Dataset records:
━━━━━━━━━━━━━━━━━━━━

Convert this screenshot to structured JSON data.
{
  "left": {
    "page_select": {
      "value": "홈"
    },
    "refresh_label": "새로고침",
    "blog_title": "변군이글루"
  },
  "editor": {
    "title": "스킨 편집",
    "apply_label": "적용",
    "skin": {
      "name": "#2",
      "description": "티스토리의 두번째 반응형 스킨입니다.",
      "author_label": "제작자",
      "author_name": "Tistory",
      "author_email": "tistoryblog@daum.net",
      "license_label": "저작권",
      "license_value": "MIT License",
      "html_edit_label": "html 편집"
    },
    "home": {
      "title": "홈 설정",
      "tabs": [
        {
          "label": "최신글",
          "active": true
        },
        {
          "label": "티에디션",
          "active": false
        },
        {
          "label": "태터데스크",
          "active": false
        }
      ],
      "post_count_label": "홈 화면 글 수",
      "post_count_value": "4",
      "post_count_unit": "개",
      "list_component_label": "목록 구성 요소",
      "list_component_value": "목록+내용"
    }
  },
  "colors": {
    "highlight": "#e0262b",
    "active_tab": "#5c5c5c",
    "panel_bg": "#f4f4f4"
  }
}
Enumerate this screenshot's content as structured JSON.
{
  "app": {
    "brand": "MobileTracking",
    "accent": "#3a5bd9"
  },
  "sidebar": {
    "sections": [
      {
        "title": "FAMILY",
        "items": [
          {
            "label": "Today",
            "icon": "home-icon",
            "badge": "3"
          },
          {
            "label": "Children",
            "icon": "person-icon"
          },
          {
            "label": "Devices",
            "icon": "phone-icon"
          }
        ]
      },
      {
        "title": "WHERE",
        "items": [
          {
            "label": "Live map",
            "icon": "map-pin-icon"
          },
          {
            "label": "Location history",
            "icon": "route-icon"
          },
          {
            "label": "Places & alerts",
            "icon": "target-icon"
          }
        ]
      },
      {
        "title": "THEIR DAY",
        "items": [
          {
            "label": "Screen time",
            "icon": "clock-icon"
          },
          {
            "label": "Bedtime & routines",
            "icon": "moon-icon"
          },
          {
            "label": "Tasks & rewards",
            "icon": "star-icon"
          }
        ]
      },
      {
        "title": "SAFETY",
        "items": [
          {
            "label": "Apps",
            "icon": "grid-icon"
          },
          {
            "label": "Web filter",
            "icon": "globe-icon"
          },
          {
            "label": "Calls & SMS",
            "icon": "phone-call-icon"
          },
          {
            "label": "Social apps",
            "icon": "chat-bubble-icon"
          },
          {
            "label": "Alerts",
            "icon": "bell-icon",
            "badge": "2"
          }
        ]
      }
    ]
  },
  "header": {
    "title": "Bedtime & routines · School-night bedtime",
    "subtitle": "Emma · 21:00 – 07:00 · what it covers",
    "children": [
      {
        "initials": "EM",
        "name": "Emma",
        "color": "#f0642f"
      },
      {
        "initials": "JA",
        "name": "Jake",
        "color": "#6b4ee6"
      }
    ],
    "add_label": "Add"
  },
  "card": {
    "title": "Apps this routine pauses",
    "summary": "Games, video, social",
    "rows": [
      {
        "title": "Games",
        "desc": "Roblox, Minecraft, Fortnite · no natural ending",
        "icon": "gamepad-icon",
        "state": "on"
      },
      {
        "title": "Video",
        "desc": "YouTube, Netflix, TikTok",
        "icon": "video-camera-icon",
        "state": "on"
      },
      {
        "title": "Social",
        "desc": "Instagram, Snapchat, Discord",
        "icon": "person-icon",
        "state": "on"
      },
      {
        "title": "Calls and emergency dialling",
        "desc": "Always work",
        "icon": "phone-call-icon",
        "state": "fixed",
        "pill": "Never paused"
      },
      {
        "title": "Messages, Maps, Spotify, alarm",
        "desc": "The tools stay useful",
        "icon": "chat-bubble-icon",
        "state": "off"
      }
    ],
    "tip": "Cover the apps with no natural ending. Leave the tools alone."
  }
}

━━━━━━━━━━━━━━━━━━━━

- TASK:
Transcribe every entry word for word.

- TASK ANSWER:
Convert this screenshot to structured JSON data.
{
  "left": {
    "page_select": {
      "value": "홈"
    },
    "refresh_label": "새로고침",
    "blog_title": "변군이글루"
  },
  "editor": {
    "title": "스킨 편집",
    "apply_label": "적용",
    "skin": {
      "name": "#2",
      "description": "티스토리의 두번째 반응형 스킨입니다.",
      "author_label": "제작자",
      "author_name": "Tistory",
      "author_email": "tistoryblog@daum.net",
      "license_label": "저작권",
      "license_value": "MIT License",
      "html_edit_label": "html 편집"
    },
    "home": {
      "title": "홈 설정",
      "tabs": [
        {
          "label": "최신글",
          "active": true
        },
        {
          "label": "티에디션",
          "active": false
        },
        {
          "label": "태터데스크",
          "active": false
        }
      ],
      "post_count_label": "홈 화면 글 수",
      "post_count_value": "4",
      "post_count_unit": "개",
      "list_component_label": "목록 구성 요소",
      "list_component_value": "목록+내용"
    }
  },
  "colors": {
    "highlight": "#e0262b",
    "active_tab": "#5c5c5c",
    "panel_bg": "#f4f4f4"
  }
}
Enumerate this screenshot's content as structured JSON.
{
  "app": {
    "brand": "MobileTracking",
    "accent": "#3a5bd9"
  },
  "sidebar": {
    "sections": [
      {
        "title": "FAMILY",
        "items": [
          {
            "label": "Today",
            "icon": "home-icon",
            "badge": "3"
          },
          {
            "label": "Children",
            "icon": "person-icon"
          },
          {
            "label": "Devices",
            "icon": "phone-icon"
          }
        ]
      },
      {
        "title": "WHERE",
        "items": [
          {
            "label": "Live map",
            "icon": "map-pin-icon"
          },
          {
            "label": "Location history",
            "icon": "route-icon"
          },
          {
            "label": "Places & alerts",
            "icon": "target-icon"
          }
        ]
      },
      {
        "title": "THEIR DAY",
        "items": [
          {
            "label": "Screen time",
            "icon": "clock-icon"
          },
          {
            "label": "Bedtime & routines",
            "icon": "moon-icon"
          },
          {
            "label": "Tasks & rewards",
            "icon": "star-icon"
          }
        ]
      },
      {
        "title": "SAFETY",
        "items": [
          {
            "label": "Apps",
            "icon": "grid-icon"
          },
          {
            "label": "Web filter",
            "icon": "globe-icon"
          },
          {
            "label": "Calls & SMS",
            "icon": "phone-call-icon"
          },
          {
            "label": "Social apps",
            "icon": "chat-bubble-icon"
          },
          {
            "label": "Alerts",
            "icon": "bell-icon",
            "badge": "2"
          }
        ]
      }
    ]
  },
  "header": {
    "title": "Bedtime & routines · School-night bedtime",
    "subtitle": "Emma · 21:00 – 07:00 · what it covers",
    "children": [
      {
        "initials": "EM",
        "name": "Emma",
        "color": "#f0642f"
      },
      {
        "initials": "JA",
        "name": "Jake",
        "color": "#6b4ee6"
      }
    ],
    "add_label": "Add"
  },
  "card": {
    "title": "Apps this routine pauses",
    "summary": "Games, video, social",
    "rows": [
      {
        "title": "Games",
        "desc": "Roblox, Minecraft, Fortnite · no natural ending",
        "icon": "gamepad-icon",
        "state": "on"
      },
      {
        "title": "Video",
        "desc": "YouTube, Netflix, TikTok",
        "icon": "video-camera-icon",
        "state": "on"
      },
      {
        "title": "Social",
        "desc": "Instagram, Snapchat, Discord",
        "icon": "person-icon",
        "state": "on"
      },
      {
        "title": "Calls and emergency dialling",
        "desc": "Always work",
        "icon": "phone-call-icon",
        "state": "fixed",
        "pill": "Never paused"
      },
      {
        "title": "Messages, Maps, Spotify, alarm",
        "desc": "The tools stay useful",
        "icon": "chat-bubble-icon",
        "state": "off"
      }
    ],
    "tip": "Cover the apps with no natural ending. Leave the tools alone."
  }
}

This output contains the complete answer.